# [EXERCISE DETAILS]
Search the material below for the string "bills" and list each line that holds it.

# [DATA]

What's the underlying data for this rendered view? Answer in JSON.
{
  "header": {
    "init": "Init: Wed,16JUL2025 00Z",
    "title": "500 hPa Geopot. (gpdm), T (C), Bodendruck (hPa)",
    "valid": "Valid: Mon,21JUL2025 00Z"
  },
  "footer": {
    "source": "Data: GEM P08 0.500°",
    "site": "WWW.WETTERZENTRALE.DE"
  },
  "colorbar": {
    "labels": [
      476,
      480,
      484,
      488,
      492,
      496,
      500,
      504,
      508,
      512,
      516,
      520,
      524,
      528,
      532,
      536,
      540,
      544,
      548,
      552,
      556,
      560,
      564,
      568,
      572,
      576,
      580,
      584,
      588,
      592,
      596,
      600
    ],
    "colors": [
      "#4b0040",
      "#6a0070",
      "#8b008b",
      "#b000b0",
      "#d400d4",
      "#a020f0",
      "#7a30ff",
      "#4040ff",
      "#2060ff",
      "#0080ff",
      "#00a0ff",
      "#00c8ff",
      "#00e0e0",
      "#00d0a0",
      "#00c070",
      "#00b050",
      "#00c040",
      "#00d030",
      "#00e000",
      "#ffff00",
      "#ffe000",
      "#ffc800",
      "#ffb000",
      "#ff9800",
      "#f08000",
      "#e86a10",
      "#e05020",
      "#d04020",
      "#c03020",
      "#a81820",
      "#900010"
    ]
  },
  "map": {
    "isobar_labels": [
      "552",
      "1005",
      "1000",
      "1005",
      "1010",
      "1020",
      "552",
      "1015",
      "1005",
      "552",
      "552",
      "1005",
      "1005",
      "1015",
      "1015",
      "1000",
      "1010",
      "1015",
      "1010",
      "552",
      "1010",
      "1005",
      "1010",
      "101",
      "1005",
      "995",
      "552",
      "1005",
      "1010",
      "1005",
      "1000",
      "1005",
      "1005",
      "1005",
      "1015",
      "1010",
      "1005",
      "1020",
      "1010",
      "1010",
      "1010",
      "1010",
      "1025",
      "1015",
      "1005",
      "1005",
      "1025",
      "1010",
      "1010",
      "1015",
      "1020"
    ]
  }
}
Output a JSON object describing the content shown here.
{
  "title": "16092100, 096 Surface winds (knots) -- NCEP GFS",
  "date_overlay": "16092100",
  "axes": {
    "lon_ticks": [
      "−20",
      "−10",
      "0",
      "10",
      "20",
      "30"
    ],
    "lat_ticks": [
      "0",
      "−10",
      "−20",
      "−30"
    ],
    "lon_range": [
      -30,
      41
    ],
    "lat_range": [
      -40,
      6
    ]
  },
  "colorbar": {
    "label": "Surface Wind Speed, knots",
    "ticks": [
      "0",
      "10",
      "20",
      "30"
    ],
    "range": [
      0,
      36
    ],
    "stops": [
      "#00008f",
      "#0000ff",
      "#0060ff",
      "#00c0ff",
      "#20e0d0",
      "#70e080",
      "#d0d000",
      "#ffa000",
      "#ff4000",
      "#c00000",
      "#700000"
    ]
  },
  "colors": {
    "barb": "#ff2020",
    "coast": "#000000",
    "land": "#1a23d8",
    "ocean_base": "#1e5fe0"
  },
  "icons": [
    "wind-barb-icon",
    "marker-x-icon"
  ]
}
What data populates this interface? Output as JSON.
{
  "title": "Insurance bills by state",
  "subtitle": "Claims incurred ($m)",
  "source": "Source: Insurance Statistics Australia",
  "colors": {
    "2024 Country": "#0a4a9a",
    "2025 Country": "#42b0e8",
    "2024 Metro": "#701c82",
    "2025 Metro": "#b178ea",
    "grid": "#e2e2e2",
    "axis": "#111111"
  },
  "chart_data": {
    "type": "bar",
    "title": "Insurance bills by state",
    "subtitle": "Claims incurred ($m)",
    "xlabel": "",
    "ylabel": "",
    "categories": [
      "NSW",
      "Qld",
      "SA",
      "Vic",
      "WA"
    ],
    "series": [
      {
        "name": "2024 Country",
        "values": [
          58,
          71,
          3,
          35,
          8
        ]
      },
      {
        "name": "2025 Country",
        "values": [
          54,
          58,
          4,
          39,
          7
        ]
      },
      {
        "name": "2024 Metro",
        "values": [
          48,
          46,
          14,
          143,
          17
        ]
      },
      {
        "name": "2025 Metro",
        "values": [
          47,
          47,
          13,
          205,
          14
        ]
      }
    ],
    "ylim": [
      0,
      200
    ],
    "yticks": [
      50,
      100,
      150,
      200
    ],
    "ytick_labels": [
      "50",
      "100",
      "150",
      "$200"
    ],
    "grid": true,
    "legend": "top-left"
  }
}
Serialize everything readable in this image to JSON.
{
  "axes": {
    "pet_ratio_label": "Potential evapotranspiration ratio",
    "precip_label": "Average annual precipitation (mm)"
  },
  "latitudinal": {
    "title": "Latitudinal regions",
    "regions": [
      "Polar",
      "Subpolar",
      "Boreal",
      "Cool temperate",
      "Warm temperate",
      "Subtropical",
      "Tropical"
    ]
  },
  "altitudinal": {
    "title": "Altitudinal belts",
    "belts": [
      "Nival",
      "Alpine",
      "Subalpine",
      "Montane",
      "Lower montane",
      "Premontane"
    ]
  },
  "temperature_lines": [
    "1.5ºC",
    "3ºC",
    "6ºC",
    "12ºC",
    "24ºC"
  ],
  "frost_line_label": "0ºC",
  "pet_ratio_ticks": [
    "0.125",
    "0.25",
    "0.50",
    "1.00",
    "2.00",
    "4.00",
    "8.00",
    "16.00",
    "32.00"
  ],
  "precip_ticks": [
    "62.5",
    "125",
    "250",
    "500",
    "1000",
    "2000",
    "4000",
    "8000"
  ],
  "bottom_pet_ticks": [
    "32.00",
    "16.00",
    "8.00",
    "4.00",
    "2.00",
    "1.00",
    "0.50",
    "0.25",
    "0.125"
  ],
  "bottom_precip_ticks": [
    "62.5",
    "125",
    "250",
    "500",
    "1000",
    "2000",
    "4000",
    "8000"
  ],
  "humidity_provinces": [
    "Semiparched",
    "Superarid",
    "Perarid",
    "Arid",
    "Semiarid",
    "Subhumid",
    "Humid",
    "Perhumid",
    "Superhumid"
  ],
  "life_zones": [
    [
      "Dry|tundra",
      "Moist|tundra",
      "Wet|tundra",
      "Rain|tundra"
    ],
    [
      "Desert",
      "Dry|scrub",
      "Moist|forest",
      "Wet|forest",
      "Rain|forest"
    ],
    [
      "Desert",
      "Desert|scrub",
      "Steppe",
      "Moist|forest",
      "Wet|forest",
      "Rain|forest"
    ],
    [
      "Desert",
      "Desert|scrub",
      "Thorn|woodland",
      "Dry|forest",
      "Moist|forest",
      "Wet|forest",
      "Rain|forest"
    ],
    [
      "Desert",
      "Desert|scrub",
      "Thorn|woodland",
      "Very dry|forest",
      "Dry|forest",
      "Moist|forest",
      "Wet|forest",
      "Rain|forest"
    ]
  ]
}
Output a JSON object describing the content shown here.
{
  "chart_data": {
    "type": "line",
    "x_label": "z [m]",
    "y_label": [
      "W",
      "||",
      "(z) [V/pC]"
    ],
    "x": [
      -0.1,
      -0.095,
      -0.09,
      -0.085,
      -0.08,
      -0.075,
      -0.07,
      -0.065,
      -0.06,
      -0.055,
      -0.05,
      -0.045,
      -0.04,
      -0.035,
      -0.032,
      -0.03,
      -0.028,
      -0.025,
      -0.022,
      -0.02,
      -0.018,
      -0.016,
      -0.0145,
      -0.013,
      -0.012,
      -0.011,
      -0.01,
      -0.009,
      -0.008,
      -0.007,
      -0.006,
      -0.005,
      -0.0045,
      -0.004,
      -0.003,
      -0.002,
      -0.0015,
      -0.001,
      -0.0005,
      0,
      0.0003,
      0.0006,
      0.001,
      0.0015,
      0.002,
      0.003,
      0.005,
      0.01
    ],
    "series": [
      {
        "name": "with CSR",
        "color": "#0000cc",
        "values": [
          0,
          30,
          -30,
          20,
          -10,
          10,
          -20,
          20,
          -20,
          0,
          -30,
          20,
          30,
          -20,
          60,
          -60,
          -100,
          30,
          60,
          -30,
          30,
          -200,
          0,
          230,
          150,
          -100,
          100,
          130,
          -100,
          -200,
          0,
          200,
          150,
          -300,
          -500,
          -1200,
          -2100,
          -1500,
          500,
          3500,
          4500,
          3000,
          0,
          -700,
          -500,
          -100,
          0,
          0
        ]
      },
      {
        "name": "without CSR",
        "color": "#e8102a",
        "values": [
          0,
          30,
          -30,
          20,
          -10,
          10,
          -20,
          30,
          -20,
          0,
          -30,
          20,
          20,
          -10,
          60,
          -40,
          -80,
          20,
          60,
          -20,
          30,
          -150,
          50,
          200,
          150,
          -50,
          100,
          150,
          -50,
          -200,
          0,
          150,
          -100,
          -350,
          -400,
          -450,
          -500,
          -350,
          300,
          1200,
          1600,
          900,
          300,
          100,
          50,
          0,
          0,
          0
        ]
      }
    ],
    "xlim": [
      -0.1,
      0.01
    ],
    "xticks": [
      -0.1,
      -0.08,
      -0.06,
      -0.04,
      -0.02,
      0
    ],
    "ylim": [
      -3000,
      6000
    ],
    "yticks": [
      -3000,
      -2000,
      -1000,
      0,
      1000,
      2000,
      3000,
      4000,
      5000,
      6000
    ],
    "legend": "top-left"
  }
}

# [OUTPUT FOR THIS TASK]
  "title": "Insurance bills by state",
    "title": "Insurance bills by state",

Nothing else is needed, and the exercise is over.